-- START Material to process --

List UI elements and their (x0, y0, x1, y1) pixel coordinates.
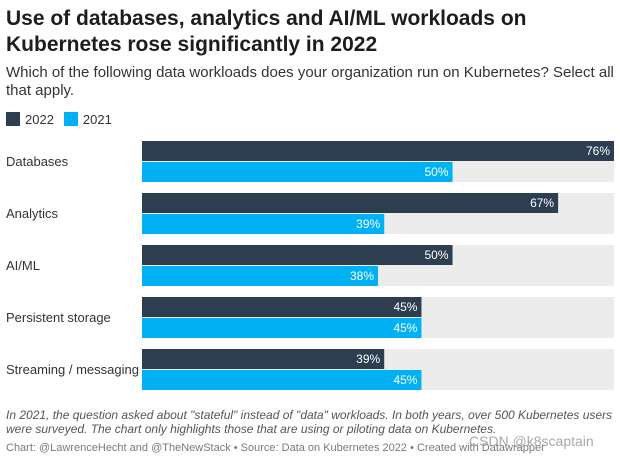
data-label-2022-analytics: 67% (530, 196, 554, 210)
category-label-ai-ml: AI/ML (6, 258, 40, 273)
data-label-2021-databases: 50% (424, 165, 448, 179)
legend: 2022 2021 (6, 111, 122, 127)
chart-subtitle: Which of the following data workloads do… (6, 64, 614, 99)
chart-source: Chart: @LawrenceHecht and @TheNewStack •… (6, 442, 545, 454)
data-label-2021-ai-ml: 38% (350, 269, 374, 283)
bar-2022-streaming-messaging (142, 349, 385, 369)
bar-2021-analytics (142, 214, 385, 234)
legend-item-2022: 2022 (6, 112, 54, 127)
chart-notes: In 2021, the question asked about "state… (6, 408, 613, 436)
legend-item-2021: 2021 (63, 111, 112, 127)
data-label-2022-persistent-storage: 45% (393, 300, 417, 314)
chart-title: Use of databases, analytics and AI/ML wo… (6, 7, 527, 56)
data-label-2021-streaming-messaging: 45% (393, 373, 417, 387)
bar-2021-persistent-storage (142, 318, 422, 338)
data-label-2022-ai-ml: 50% (424, 248, 448, 262)
bar-2021-streaming-messaging (142, 370, 422, 390)
category-label-databases: Databases (6, 154, 69, 169)
legend-label-2022: 2022 (25, 111, 54, 127)
bar-2022-analytics (142, 193, 559, 213)
data-label-2022-databases: 76% (586, 144, 610, 158)
bar-2022-persistent-storage (142, 297, 422, 317)
bar-2022-databases (142, 141, 614, 161)
category-label-streaming-messaging: Streaming / messaging (6, 362, 139, 377)
bar-2021-databases (142, 162, 453, 182)
category-label-persistent-storage: Persistent storage (6, 310, 111, 325)
data-label-2022-streaming-messaging: 39% (356, 352, 380, 366)
category-label-analytics: Analytics (6, 206, 59, 221)
data-label-2021-persistent-storage: 45% (393, 321, 417, 335)
legend-label-2021: 2021 (82, 111, 112, 127)
legend-swatch-2021 (63, 112, 78, 126)
bar-2022-ai-ml (142, 245, 453, 265)
bar-chart: Databases 76% 50% Analytics 67% 39% AI/ML 50% 38… (6, 141, 614, 390)
bar-2021-ai-ml (142, 266, 378, 286)
watermark: CSDN @k8scaptain (469, 433, 594, 449)
data-label-2021-analytics: 39% (356, 217, 380, 231)
legend-swatch-2022 (6, 112, 20, 126)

-- END Material to process --

Task to complete:
Output the lines above as a numbered list, dropping any blank lines and leaving out the picture.

Answer to this exercise:
1. List UI elements and their (x0, y0, x1, y1) pixel coordinates.
2. data-label-2022-analytics: 67% (530, 196, 554, 210)
3. category-label-ai-ml: AI/ML (6, 258, 40, 273)
4. data-label-2021-databases: 50% (424, 165, 448, 179)
5. legend: 2022 2021 (6, 111, 122, 127)
6. chart-subtitle: Which of the following data workloads do… (6, 64, 614, 99)
7. chart-source: Chart: @LawrenceHecht and @TheNewStack •… (6, 442, 545, 454)
8. data-label-2021-ai-ml: 38% (350, 269, 374, 283)
9. bar-2022-streaming-messaging (142, 349, 385, 369)
10. bar-2021-analytics (142, 214, 385, 234)
11. legend-item-2022: 2022 (6, 112, 54, 127)
12. chart-notes: In 2021, the question asked about "state… (6, 408, 613, 436)
13. legend-item-2021: 2021 (63, 111, 112, 127)
14. data-label-2022-persistent-storage: 45% (393, 300, 417, 314)
15. chart-title: Use of databases, analytics and AI/ML wo… (6, 7, 527, 56)
16. data-label-2021-streaming-messaging: 45% (393, 373, 417, 387)
17. bar-2021-persistent-storage (142, 318, 422, 338)
18. data-label-2022-ai-ml: 50% (424, 248, 448, 262)
19. bar-2021-streaming-messaging (142, 370, 422, 390)
20. category-label-databases: Databases (6, 154, 69, 169)
21. legend-label-2022: 2022 (25, 111, 54, 127)
22. bar-2022-analytics (142, 193, 559, 213)
23. data-label-2022-databases: 76% (586, 144, 610, 158)
24. bar-2022-persistent-storage (142, 297, 422, 317)
25. bar-2022-databases (142, 141, 614, 161)
26. category-label-streaming-messaging: Streaming / messaging (6, 362, 139, 377)
27. bar-2021-databases (142, 162, 453, 182)
28. category-label-persistent-storage: Persistent storage (6, 310, 111, 325)
29. data-label-2022-streaming-messaging: 39% (356, 352, 380, 366)
30. category-label-analytics: Analytics (6, 206, 59, 221)
31. data-label-2021-persistent-storage: 45% (393, 321, 417, 335)
32. legend-label-2021: 2021 (82, 111, 112, 127)
33. legend-swatch-2021 (63, 112, 78, 126)
34. bar-2022-ai-ml (142, 245, 453, 265)
35. bar-chart: Databases 76% 50% Analytics 67% 39% AI/ML 50% 38… (6, 141, 614, 390)
36. bar-2021-ai-ml (142, 266, 378, 286)
37. watermark: CSDN @k8scaptain (469, 433, 594, 449)
38. data-label-2021-analytics: 39% (356, 217, 380, 231)
39. legend-swatch-2022 (6, 112, 20, 126)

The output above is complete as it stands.